== TASK GOAL ==
Answer these questions from the commentary on OFCCP's Compensation Directive:
(a) In what year did OFCCP release the now rescinded Directive 307?
(b) What two parts of the Agency's approach does the Directive break down in detail?
(c) Without information about a contractor's compensation system, which job groups will OFCCP use for its preliminary desk audit?

== TEXT BLOCK ==
—————

There’s been a lot of discussion in past days about OFCCP’s new Compensation Directive, which describes the Agency’s approach to investigating pay discrimination.  We’ve spent some time digging into the details of the directive.  We’ve previously shared our thoughts about the Directive’s commitment to transparency, and now, as promised, want to share our thoughts about the nuts and bolts of the Directive. In summary, while the Directive is certainly transparent and descriptive and contains clarifications, it is by no means the “windfall” for contractors as some may be reporting.

The Directive breaks down, in much appreciated detail, the Agency’s approach to (1) creation of pay groupings for analysis, including insights into how the Agency defines “similarly situated” and, (2) statistical modeling.

Pay Analysis Groups (PAGs) are Here to Stay

The contractor community was first introduced to PAGs when OFCCP released the now rescinded Directive 307 in 2013.  Since that time contractors have struggled to understand, and predict, how OFCCP groups their workforces for pay analyses.  In its new Directive, the Agency takes steps to provide insight into its grouping philosophy.  First, the Agency states directly that it “aligns its compensation compliance evaluation procedures with principles under Title VII.”  Specifically, with respect to groupings, the Directive states OFCCP defines similarly-situated employees as those who would be expected to be paid the same based on:

  • job similarity (e.g., tasks performed, skills required, effort, responsibility, working conditions and complexity); and
  • other objective factors such as minimum qualifications or certifications.

While the Directive states it is

 OFCCP’s objective to use PAGs that mirror a contractor’s compensation system,

the Directive also provides OFCCP the latitude to disregard the contractor’s structure if  (1) OFCCP determines the structure is not “reasonable,” (2) cannot “verify the structure as reflected in the contractor compensation policies” and (3) “the analytical groupings are of insufficient size to “conduct a meaningful system statistical analysis.” In an important footnote to the Directive OFCCP expands on these caveats (and its latitude) to say

[t]here is no bright-line rule, and professionals may disagree, about what constitutes sufficient size for a meaningful systemic statistical analysis of an employer’s compensation system.  In its preliminary analysis, OFCCP generally seeks to evaluate groups containing employees under a similar pay system performing broadly similar job functions, regardless of group size.

(emphasis added).  The Directive further clarifies that OFCCP may “broaden or narrow” its preliminary PAGs based on information received during the review.  In the absence of information about a contractor’s compensation system, the Directive states “OFCCP will conduct its preliminary desk audit using either EEO-1 or AAP job groups” where OFCCP will control for “sub-groupings, functions, units or titles, as appropriate. Thus, while it’s goal is to use mirror contractor compensation systems, the Directive certainly contemplates, as a default, OFCCP developing large, and broad, groupings for analysis.

—————

== EXERCISE DATA ==
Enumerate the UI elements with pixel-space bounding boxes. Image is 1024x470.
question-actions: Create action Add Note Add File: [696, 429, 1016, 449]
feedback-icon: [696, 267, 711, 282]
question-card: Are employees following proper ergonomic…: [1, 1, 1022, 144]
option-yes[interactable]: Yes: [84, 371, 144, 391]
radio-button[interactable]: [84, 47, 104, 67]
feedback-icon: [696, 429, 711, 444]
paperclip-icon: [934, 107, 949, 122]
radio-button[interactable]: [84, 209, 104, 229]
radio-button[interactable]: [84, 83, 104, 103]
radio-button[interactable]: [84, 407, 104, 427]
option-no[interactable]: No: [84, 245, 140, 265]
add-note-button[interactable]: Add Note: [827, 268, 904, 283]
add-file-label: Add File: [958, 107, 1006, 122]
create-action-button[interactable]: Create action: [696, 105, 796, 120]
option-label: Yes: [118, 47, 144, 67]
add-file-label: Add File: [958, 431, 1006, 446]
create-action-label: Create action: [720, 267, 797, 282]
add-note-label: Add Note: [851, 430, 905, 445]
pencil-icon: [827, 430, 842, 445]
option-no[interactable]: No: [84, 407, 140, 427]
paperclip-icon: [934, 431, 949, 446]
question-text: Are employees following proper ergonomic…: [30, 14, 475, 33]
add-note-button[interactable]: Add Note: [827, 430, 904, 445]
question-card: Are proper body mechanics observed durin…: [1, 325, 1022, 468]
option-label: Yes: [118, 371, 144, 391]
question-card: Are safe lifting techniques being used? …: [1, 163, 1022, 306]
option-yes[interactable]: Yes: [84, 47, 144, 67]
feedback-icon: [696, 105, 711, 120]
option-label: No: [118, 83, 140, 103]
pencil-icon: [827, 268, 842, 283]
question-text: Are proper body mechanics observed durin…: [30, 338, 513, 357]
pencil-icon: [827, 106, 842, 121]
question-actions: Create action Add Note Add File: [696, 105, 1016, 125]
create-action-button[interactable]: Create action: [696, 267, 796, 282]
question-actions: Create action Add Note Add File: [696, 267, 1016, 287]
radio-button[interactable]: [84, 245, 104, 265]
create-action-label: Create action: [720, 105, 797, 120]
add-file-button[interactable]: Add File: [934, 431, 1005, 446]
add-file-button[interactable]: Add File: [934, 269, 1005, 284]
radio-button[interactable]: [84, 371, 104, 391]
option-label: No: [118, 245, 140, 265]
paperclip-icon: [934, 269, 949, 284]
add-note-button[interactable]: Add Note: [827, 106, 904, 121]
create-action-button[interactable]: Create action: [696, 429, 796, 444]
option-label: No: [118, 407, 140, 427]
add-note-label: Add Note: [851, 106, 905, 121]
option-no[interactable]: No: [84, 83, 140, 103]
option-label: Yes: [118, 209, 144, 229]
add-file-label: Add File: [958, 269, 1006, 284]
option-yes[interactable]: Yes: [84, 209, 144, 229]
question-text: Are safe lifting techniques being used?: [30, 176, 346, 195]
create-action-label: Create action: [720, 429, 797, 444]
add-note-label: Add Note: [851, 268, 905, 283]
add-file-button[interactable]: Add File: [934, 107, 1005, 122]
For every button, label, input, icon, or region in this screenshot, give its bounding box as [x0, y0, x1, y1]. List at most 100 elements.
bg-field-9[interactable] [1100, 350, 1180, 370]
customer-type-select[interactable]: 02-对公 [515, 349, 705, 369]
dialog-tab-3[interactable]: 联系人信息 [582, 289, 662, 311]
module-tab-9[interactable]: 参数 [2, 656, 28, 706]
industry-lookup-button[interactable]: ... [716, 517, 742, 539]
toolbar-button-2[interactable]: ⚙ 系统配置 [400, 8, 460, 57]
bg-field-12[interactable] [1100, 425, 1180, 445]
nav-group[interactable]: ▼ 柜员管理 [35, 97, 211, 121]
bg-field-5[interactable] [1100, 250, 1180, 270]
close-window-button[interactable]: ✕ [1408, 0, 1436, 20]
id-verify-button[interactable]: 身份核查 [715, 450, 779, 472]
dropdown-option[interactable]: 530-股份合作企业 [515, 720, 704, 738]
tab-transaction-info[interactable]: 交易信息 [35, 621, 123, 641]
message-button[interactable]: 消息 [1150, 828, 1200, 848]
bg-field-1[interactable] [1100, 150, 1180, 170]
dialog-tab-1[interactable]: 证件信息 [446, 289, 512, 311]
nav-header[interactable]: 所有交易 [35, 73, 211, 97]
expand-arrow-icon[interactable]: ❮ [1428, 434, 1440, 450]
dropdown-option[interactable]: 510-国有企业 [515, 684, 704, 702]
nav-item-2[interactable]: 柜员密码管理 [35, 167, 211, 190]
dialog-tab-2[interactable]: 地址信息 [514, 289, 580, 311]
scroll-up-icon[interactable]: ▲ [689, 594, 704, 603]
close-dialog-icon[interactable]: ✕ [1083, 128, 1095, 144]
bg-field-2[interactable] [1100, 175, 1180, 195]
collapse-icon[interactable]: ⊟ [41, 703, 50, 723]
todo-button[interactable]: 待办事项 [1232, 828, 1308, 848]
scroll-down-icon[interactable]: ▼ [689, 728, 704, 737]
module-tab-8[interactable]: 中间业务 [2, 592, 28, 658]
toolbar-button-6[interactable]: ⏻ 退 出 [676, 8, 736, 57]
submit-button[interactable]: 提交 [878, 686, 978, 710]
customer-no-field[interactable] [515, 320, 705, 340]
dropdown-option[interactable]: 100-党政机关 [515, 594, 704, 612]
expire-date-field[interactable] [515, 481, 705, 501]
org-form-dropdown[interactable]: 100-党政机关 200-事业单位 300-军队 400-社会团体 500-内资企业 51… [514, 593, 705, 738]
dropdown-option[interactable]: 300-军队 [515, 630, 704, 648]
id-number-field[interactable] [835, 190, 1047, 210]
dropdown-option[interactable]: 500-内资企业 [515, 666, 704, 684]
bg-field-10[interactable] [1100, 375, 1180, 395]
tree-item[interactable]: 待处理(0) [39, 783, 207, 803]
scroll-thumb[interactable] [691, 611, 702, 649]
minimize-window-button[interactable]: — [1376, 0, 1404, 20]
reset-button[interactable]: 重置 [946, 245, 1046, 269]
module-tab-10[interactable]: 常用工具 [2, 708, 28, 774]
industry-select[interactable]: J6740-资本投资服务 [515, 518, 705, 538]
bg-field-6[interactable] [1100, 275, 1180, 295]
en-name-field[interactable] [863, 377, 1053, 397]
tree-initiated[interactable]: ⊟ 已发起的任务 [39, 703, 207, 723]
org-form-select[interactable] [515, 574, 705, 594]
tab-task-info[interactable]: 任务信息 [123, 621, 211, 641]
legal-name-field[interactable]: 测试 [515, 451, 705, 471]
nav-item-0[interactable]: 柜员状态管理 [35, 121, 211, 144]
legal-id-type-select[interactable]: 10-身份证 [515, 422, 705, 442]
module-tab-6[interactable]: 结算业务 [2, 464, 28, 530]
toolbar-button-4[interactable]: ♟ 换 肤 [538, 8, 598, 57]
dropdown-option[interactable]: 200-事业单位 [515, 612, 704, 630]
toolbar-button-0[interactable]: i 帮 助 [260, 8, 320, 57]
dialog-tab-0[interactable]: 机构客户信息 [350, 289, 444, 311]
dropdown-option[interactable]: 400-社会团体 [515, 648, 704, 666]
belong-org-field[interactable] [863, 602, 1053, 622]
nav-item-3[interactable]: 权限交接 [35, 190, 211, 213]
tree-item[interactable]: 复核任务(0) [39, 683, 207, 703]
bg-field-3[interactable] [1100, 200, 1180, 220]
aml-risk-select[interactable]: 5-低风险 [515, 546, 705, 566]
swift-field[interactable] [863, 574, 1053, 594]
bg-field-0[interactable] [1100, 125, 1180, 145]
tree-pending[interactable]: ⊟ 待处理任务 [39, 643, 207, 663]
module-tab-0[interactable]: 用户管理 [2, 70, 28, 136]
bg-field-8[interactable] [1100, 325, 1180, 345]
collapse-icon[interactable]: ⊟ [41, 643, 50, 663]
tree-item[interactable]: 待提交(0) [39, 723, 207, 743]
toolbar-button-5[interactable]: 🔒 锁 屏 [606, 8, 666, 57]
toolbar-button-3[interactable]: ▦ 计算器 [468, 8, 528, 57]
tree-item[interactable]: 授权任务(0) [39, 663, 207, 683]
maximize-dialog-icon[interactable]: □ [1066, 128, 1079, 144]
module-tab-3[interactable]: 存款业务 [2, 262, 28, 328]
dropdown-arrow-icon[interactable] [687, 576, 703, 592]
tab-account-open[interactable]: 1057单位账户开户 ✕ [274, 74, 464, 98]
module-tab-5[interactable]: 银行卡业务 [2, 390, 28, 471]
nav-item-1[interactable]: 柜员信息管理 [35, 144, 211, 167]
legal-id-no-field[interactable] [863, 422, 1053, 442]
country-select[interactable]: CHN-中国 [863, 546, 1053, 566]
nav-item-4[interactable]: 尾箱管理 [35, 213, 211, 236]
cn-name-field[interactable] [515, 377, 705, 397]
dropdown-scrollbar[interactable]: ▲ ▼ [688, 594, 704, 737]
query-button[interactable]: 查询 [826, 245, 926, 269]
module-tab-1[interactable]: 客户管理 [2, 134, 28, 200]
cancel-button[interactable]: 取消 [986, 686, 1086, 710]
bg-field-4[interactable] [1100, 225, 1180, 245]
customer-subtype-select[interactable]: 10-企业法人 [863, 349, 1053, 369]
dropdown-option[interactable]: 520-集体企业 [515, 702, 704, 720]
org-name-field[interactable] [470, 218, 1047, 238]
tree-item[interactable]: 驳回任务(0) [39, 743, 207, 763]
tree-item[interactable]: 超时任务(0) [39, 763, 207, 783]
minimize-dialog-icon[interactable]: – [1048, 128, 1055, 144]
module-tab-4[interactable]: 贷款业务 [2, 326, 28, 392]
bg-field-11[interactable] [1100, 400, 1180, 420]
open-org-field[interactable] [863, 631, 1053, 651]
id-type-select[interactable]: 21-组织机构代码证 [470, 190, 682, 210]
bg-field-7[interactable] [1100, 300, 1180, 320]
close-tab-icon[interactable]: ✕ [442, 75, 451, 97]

—————

== THE ANSWER ==
(a) 2013.
(b) The creation of pay groupings for analysis, and statistical modeling.
(c) Either EEO-1 or AAP job groups.